**Texto citado**.

Este eixo se diferencia dos anteriores: a estética tailandesa é mais solar, tátil e emocionalmente explícita, refletindo tanto o clima e o imaginário do país quanto a sua cultura de expressividade e espiritualidade.
Na Tailândia, a afetividade é parte visível da vida cotidiana — o gesto, o toque e a expressão emocional têm legitimidade cultural. Os BLs tailandeses refletem isso por meio de abraços longos, risadas espontâneas e gestos cotidianos de cuidado, que naturalizam o amor homoafetivo dentro do afeto humano mais amplo. "Bad Buddy" (2021), por exemplo, mostra a espontaneidade afetiva, os gestos de cuidado e a familiaridade no amor. Quando os personagens se conectam, se reconciliam, aceitam sua amizade e, logo depois, sentimentos mais profundos, logo seu afeto se torna visível, sejam as lágrimas ou o beijo apaixonado. "My School President" (2022) também segue essa linha, num tom mais leve psicologicamente que a série de Ohm e Nanon, e traduz o afeto em ações cotidianas e brincadeiras entre amigos que sentam para comer, tocar, e que estão sempre juntos, seja para seguir o sonho do grupo em vencer o concurso de música ou simplesmente ajudar um dos amigos a se declarar para uma garota.
Essas relações evidenciam um laço profundo. A Tailândia acredita que o homem tem, em sua essência, a capacidade e o desejo de formar laços. As lendas, as grandes histórias, sempre colocam os laços como tema central da vida. Essas histórias frequentemente evocam reencarnação, destino e o retorno do amor através de vidas — uma herança do budismo theravada. O amor é visto como uma energia cíclica e inevitável, mais mística que social, e isso suaviza os conflitos morais e religiosos em torno do desejo. Desse modo, os laços se tornam superiores ao tempo: não terminam com o fim de uma vida mas, se verdadeiros, perduram e vencem as dores.

**Itens**.
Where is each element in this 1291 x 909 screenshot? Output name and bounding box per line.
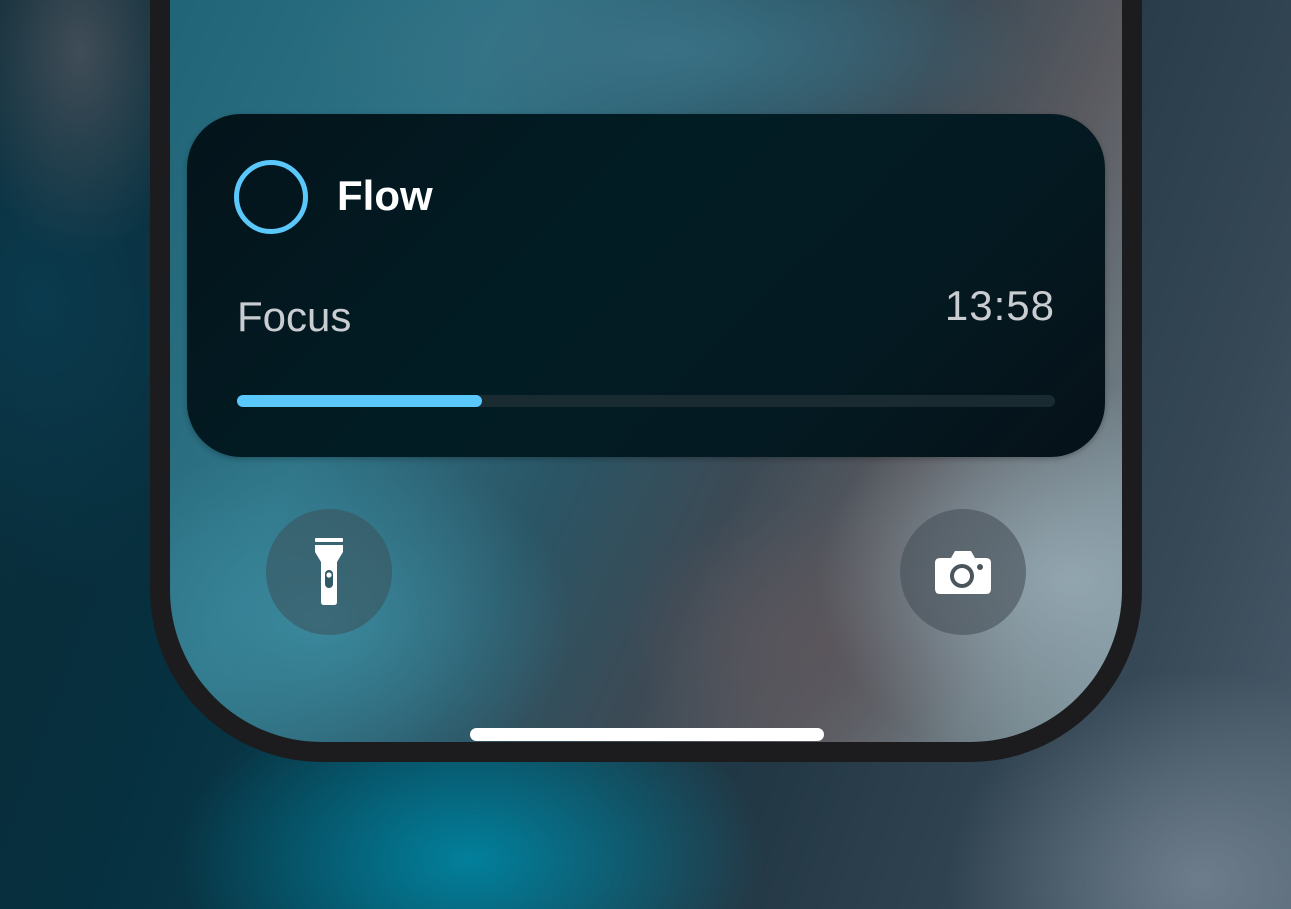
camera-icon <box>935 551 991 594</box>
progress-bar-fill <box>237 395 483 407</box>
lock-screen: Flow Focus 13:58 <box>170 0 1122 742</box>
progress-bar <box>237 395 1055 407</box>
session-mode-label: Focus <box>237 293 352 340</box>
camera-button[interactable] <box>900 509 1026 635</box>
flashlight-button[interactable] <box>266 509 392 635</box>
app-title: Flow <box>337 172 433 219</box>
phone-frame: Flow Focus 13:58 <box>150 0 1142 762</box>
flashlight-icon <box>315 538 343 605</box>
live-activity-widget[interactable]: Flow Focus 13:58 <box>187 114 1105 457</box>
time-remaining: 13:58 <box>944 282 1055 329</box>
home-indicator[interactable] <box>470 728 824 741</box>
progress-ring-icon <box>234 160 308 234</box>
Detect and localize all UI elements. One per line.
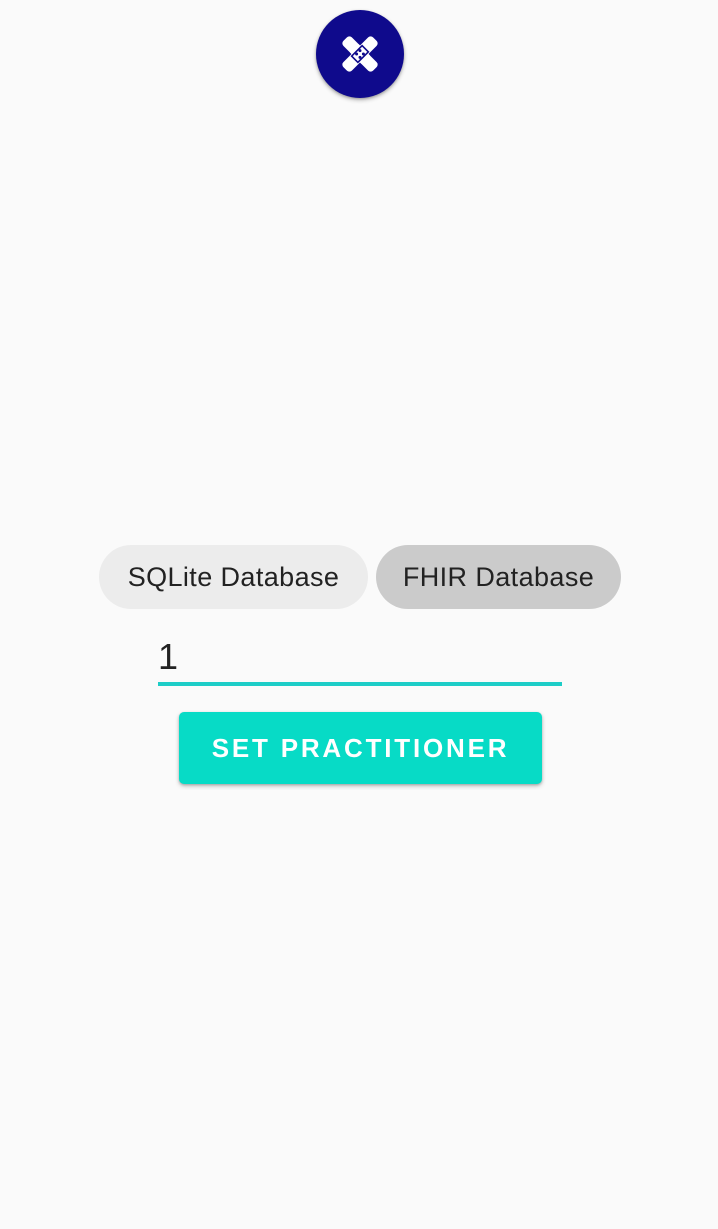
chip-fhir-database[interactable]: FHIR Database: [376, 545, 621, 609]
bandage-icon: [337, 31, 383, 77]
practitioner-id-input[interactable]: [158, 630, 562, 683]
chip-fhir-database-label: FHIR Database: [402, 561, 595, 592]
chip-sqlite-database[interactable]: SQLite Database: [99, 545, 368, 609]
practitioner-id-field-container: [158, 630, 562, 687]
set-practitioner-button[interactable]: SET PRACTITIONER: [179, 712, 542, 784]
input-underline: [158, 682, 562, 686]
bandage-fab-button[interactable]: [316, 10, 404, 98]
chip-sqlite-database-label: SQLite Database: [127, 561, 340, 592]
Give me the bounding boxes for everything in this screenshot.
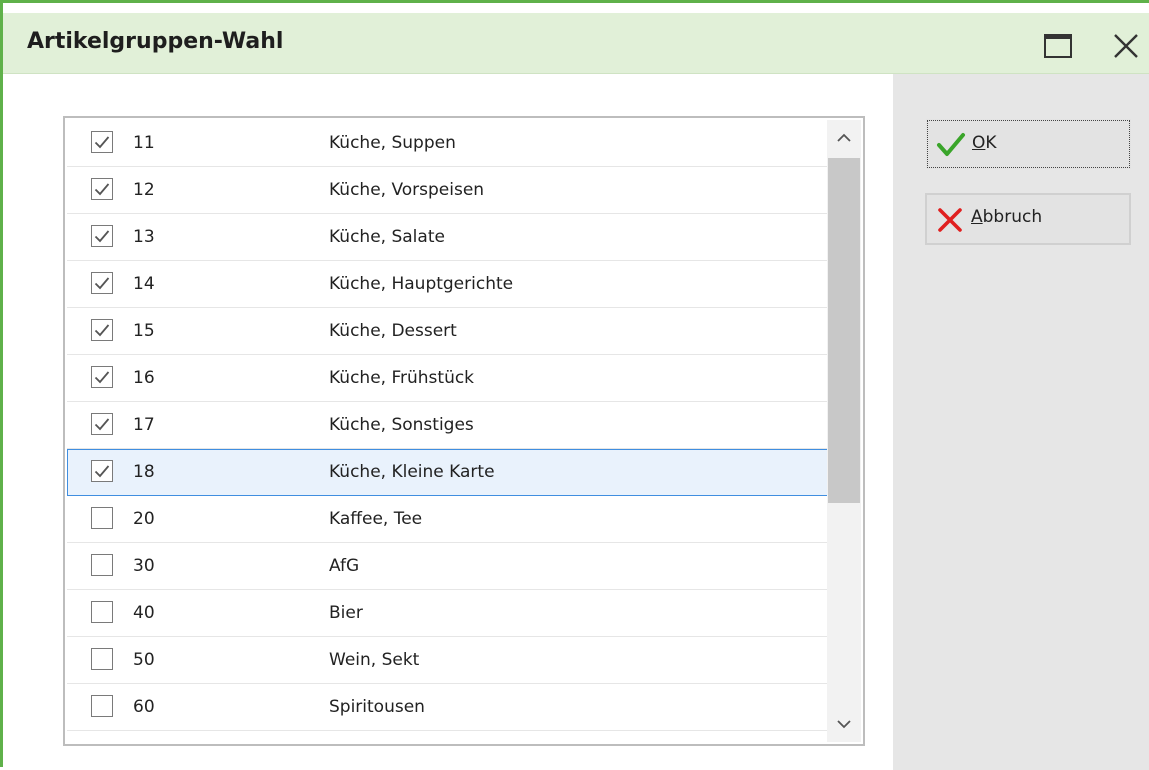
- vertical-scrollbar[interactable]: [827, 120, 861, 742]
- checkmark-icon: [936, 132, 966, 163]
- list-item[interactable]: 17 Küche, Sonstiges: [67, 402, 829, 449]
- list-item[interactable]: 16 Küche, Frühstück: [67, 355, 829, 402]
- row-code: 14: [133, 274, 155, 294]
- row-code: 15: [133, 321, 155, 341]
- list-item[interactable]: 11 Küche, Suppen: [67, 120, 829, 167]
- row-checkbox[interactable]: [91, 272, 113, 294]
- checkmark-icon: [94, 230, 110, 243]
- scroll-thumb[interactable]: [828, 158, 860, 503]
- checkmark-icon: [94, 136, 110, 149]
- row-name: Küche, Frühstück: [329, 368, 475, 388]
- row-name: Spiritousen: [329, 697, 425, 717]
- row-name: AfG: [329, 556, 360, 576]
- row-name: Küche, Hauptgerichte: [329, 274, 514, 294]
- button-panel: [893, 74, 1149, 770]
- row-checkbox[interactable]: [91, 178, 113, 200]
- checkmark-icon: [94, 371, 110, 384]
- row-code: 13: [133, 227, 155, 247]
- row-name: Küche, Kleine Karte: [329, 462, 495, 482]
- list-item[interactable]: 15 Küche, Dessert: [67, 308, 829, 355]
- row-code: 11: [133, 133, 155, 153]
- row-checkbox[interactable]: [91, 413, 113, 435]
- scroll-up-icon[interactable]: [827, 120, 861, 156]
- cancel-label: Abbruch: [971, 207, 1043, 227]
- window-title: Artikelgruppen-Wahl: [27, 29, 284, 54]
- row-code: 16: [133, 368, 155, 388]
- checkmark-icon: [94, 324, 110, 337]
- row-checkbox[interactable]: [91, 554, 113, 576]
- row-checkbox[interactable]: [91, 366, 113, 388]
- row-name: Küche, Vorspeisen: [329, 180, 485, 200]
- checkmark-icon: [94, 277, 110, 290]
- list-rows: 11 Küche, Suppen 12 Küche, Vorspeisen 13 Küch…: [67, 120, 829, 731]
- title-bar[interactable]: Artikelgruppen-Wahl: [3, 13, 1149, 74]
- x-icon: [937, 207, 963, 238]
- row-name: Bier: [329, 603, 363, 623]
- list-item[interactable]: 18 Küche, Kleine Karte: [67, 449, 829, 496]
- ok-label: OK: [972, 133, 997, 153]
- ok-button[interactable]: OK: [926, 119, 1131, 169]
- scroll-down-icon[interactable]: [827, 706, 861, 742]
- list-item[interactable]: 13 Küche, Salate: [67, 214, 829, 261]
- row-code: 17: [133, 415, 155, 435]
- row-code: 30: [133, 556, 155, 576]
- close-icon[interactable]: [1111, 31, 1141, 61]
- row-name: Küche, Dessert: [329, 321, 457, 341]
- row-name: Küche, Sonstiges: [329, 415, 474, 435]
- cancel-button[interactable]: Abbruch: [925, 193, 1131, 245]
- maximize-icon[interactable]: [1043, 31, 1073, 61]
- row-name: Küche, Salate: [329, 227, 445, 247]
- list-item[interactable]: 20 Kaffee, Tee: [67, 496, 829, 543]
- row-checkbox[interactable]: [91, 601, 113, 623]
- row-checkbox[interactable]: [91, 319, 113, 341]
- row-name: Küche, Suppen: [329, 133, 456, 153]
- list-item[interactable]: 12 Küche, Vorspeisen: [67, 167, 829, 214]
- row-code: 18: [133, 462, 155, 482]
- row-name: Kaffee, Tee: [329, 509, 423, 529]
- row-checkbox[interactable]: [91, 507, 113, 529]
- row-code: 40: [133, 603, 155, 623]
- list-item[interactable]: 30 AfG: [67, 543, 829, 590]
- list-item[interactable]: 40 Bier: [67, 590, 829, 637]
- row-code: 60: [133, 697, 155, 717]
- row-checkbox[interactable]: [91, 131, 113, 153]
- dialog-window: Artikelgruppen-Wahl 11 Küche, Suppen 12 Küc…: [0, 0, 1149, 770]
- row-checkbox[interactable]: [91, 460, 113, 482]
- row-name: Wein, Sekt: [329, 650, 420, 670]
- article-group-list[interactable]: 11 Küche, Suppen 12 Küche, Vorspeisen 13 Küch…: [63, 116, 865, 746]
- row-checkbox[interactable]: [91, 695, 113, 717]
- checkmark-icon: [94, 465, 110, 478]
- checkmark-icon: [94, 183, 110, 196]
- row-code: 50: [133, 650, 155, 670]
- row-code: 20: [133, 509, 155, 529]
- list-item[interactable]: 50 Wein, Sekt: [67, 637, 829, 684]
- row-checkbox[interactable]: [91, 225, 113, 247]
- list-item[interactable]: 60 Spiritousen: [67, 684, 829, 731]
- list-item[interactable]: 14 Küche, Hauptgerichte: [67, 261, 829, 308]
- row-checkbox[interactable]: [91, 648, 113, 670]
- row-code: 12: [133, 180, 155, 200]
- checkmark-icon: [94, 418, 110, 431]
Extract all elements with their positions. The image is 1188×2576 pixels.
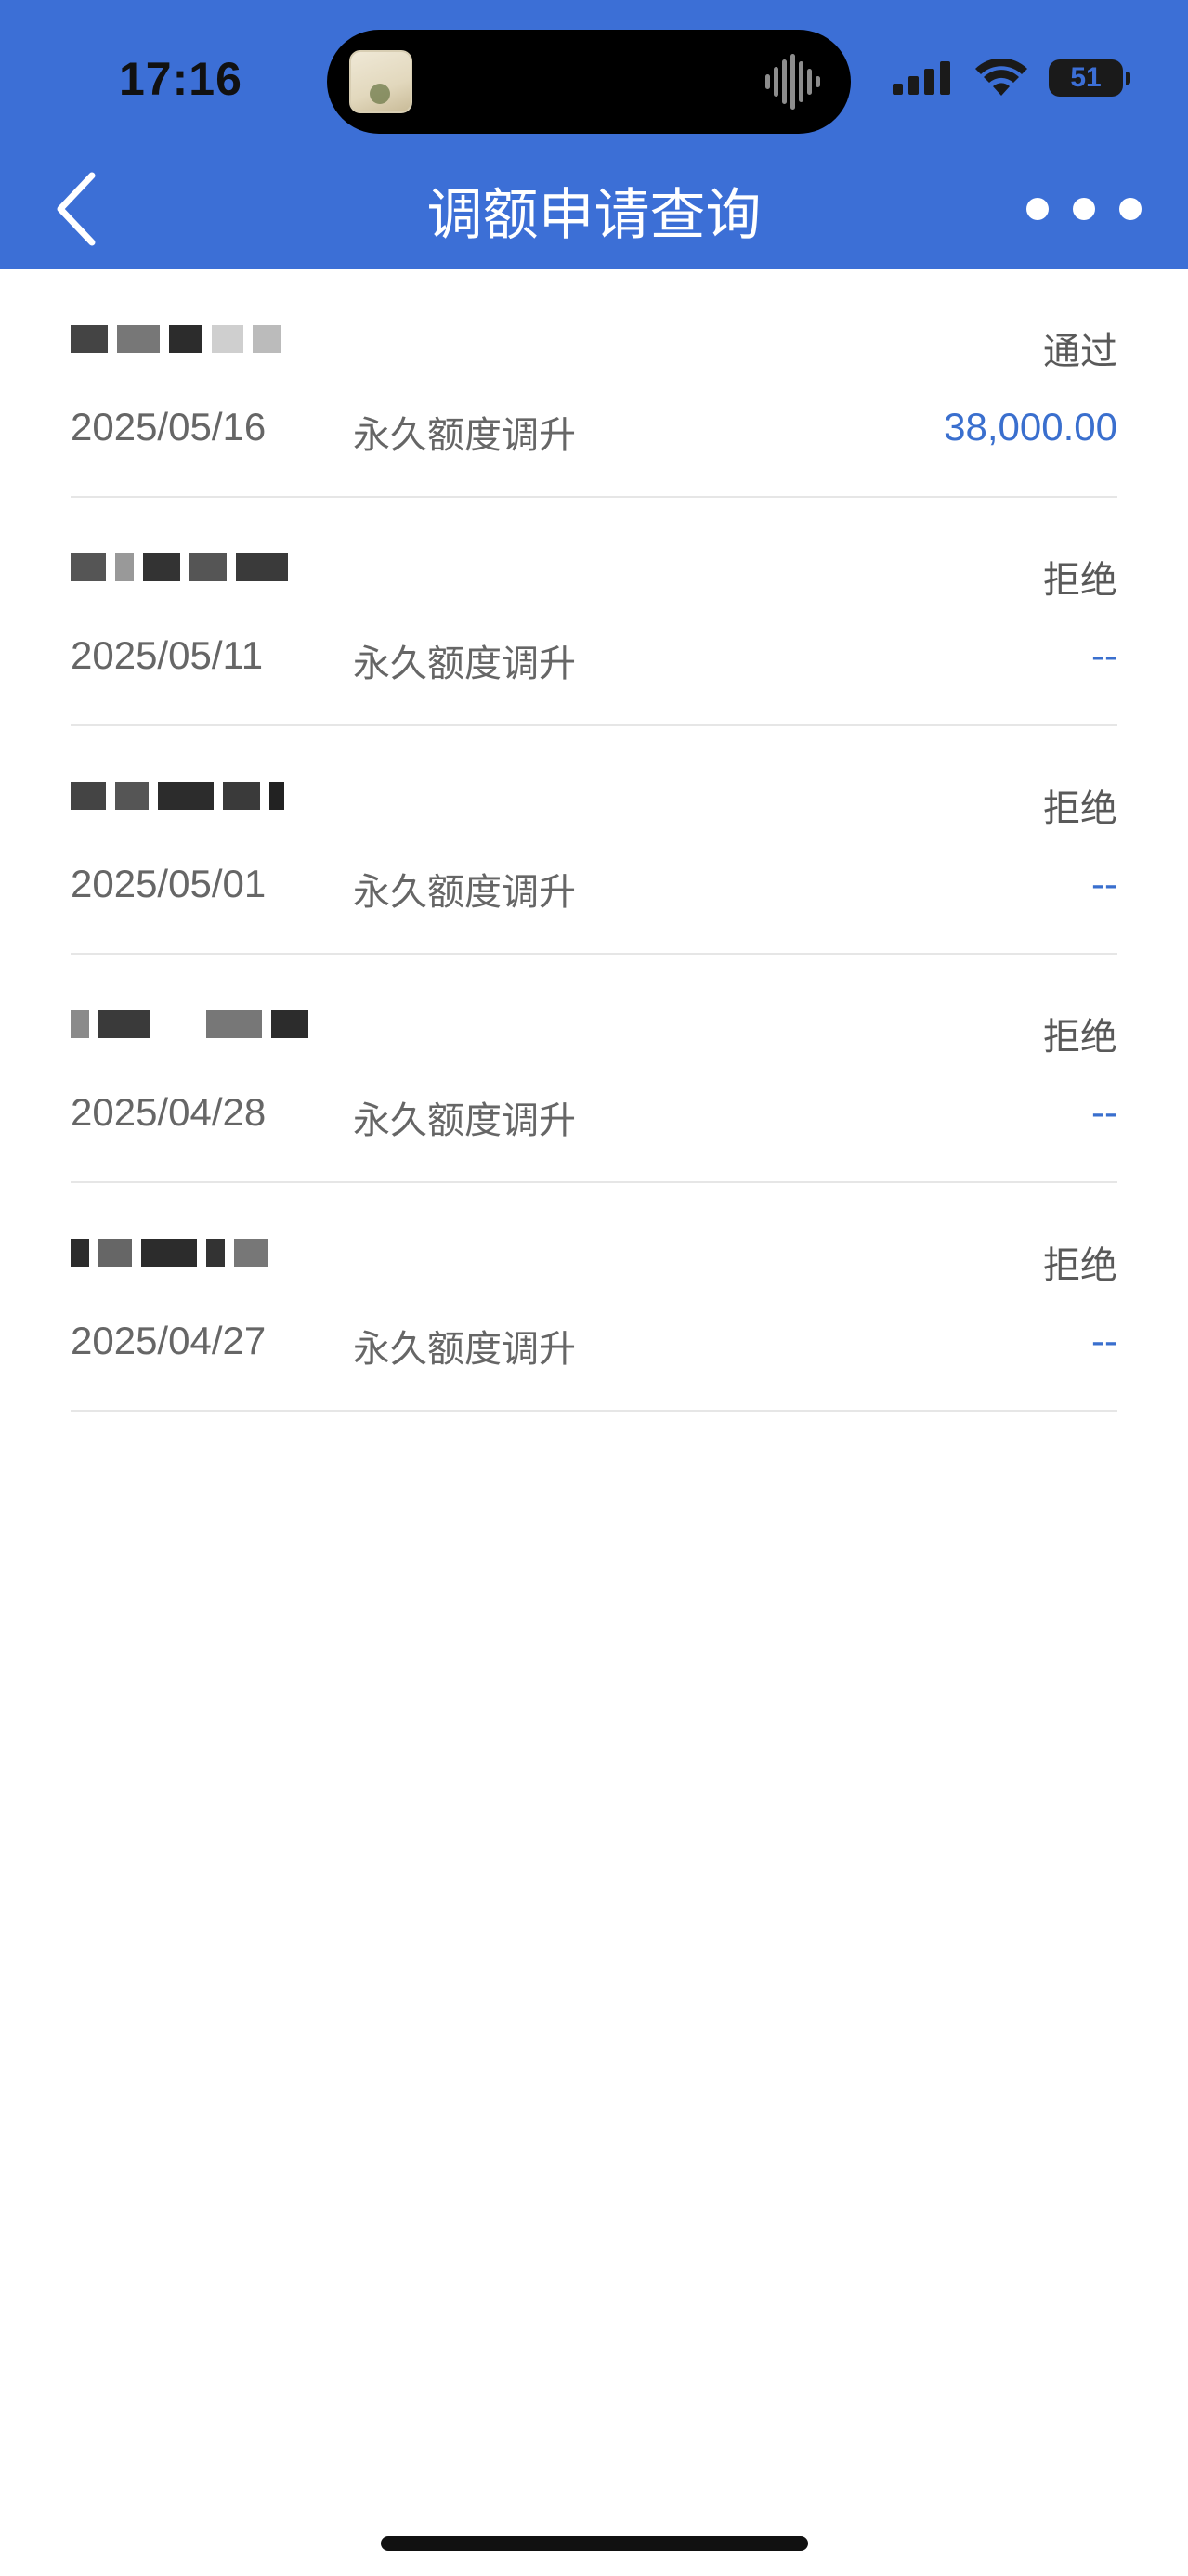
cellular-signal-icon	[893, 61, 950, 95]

**Enunciado 1**.
Responda com base no texto sobre os BLs tailandeses:
(a) Em que ano foi lançada a série "Bad Buddy"?
(b) Qual é o sonho do grupo de amigos em "My School President"?
(c) De que tradição religiosa vem a herança evocada pelas histórias de reencarnação e destino?
**Enunciado 2**. Reproduza fielmente o trecho do texto sobre os BLs tailandeses que vai de "Essas relações evidenciam" a "vencem as dores.".
**Enunciado 3**. Escreva a continuação do texto sobre os BLs tailandeses, começando logo após a última frase apresentada.
Os itens não têm relação com o texto sobre os BLs tailandeses.

**Resposta 1**.
(a) Em 2021.
(b) Vencer o concurso de música.
(c) Do budismo theravada.

**Resposta 2**.
Essas relações evidenciam um laço profundo. A Tailândia acredita que o homem tem, em sua essência, a capacidade e o desejo de formar laços. As lendas, as grandes histórias, sempre colocam os laços como tema central da vida. Essas histórias frequentemente evocam reencarnação, destino e o retorno do amor através de vidas — uma herança do budismo theravada. O amor é visto como uma energia cíclica e inevitável, mais mística que social, e isso suaviza os conflitos morais e religiosos em torno do desejo. Desse modo, os laços se tornam superiores ao tempo: não terminam com o fim de uma vida mas, se verdadeiros, perduram e vencem as dores.

**Resposta 3**.
Na obra-prima "Until We Meet Again" (2019–2020) a reencarnação e o destino como motor do amor transcende vidas. Embora a tragédia do amor proibido seja a razão da morte, é também por ela que se dá o renascimento e o reencontro, num laço que transcende o passado e se fortifica no presente para perdurar. Dean e Pharm, os personagens de Ohm e Fluke são aqui quase como arquétipos das almas enamoradas, destinadas uma a outra, ligadas pelo fio vermelho que, embora se estique e se enrole, jamais se parte. O reencontro de ambos, trinta anos após a tragédia que os separou, significa o início da cura pelo amor. Dean sempre procura por algo, sente um vazio que não sabe explicar, enquanto Pharm sofre com traumas e pesadelos que ele não sabe de onde vêm. O contato, literalmente contato de almas, dá início a uma vida nova, não mais marcada pelos tons escuros das cenas chuvosas do passado, mas de uma atmosfera clara, acolhedora, muito embora a fotografia seja ligeiramente mais fria que as demais obras tailandesas, o que na realidade é uma característica do Studio Wabi-Sabi, que se inspira na estética coreana.
Não só do ponto de vista romântica, a Tailândia é uma sociedade de laços comunitários intensos. Os BLs refletem isso em cafés, repúblicas estudantis e vilas onde os personagens convivem, reforçando o afeto coletivo. As relações não se constroem no isolamento (como nos dramas coreanos), mas na convivência. A comunidade se torna um espaço extensivo ou substitutivo da família.
Ambientado numa escola, com o coletivo como elemento central de mudança, "The Eclipse" (2022) traz à tona muitas vezes o valor da amizade. O protagonista interpretado por Khaotung se apresenta quase como um anti-herói, sempre entrando em conflito o outro, um First seguidor das regras. Os amigos deste acabam se tornando um grupo só com aquele, ainda que muitas vezes não concordem com a forma de fazer certas coisas. Mas, no fim, ainda sentam para comer e beber juntos.
Essa característica vem da tradição das Kathoey: hostilizadas pela própria família, encontravam na associação entre semelhantes uma rede de apoio. Essa sensação está profundamente impressa na mentalidade dos Bls em comparação com os Lakorns que, em sua maioria, trazem histórias de disputas e dramas no âmbito familiar. Enquanto neste temos as famosas entradas triunfais em casa, onde os personagens chegam confrontando uns aos outros, nos BLs temos mais cenas entre amigos, seja ao redor de uma mesa de churrasco de barriga de porco ou de uma grande panela de Shabu-shabu. Com efeito, assim como as kathoey geralmente só tinham, e em muitos lugares continua assim, umas as outras, também os personagens encontram nos amigos o amparo necessário.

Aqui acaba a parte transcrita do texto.